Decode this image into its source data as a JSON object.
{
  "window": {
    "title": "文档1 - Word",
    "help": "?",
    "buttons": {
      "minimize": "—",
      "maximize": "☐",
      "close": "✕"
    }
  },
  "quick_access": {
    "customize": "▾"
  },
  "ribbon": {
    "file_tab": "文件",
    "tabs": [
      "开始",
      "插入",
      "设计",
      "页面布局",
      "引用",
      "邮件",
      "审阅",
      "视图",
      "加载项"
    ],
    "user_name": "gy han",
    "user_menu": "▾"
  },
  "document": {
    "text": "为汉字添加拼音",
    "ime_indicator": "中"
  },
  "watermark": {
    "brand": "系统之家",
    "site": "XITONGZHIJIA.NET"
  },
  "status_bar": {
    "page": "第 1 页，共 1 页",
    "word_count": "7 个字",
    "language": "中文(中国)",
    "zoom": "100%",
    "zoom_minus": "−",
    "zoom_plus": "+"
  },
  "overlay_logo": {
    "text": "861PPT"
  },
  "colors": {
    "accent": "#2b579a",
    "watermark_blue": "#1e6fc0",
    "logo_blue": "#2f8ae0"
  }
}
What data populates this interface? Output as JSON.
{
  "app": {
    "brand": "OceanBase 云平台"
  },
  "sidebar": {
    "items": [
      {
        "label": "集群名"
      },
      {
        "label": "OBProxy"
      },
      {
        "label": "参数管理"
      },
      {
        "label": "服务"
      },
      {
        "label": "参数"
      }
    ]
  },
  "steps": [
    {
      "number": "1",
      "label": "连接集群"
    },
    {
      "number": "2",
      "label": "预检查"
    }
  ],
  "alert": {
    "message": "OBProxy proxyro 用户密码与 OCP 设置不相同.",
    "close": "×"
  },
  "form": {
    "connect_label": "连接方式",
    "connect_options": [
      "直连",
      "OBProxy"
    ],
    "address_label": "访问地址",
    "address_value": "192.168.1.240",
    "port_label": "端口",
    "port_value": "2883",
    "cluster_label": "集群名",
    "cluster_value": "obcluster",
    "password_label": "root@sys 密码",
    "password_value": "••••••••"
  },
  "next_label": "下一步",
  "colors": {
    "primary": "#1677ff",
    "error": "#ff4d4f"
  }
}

-----

| Written exercise |
Reproduce the listing above verbatim, from first line to last.

| Output |
Decode this image into its source data as a JSON object.
{
  "window": {
    "title": "文档1 - Word",
    "help": "?",
    "buttons": {
      "minimize": "—",
      "maximize": "☐",
      "close": "✕"
    }
  },
  "quick_access": {
    "customize": "▾"
  },
  "ribbon": {
    "file_tab": "文件",
    "tabs": [
      "开始",
      "插入",
      "设计",
      "页面布局",
      "引用",
      "邮件",
      "审阅",
      "视图",
      "加载项"
    ],
    "user_name": "gy han",
    "user_menu": "▾"
  },
  "document": {
    "text": "为汉字添加拼音",
    "ime_indicator": "中"
  },
  "watermark": {
    "brand": "系统之家",
    "site": "XITONGZHIJIA.NET"
  },
  "status_bar": {
    "page": "第 1 页，共 1 页",
    "word_count": "7 个字",
    "language": "中文(中国)",
    "zoom": "100%",
    "zoom_minus": "−",
    "zoom_plus": "+"
  },
  "overlay_logo": {
    "text": "861PPT"
  },
  "colors": {
    "accent": "#2b579a",
    "watermark_blue": "#1e6fc0",
    "logo_blue": "#2f8ae0"
  }
}
What data populates this interface? Output as JSON.
{
  "app": {
    "brand": "OceanBase 云平台"
  },
  "sidebar": {
    "items": [
      {
        "label": "集群名"
      },
      {
        "label": "OBProxy"
      },
      {
        "label": "参数管理"
      },
      {
        "label": "服务"
      },
      {
        "label": "参数"
      }
    ]
  },
  "steps": [
    {
      "number": "1",
      "label": "连接集群"
    },
    {
      "number": "2",
      "label": "预检查"
    }
  ],
  "alert": {
    "message": "OBProxy proxyro 用户密码与 OCP 设置不相同.",
    "close": "×"
  },
  "form": {
    "connect_label": "连接方式",
    "connect_options": [
      "直连",
      "OBProxy"
    ],
    "address_label": "访问地址",
    "address_value": "192.168.1.240",
    "port_label": "端口",
    "port_value": "2883",
    "cluster_label": "集群名",
    "cluster_value": "obcluster",
    "password_label": "root@sys 密码",
    "password_value": "••••••••"
  },
  "next_label": "下一步",
  "colors": {
    "primary": "#1677ff",
    "error": "#ff4d4f"
  }
}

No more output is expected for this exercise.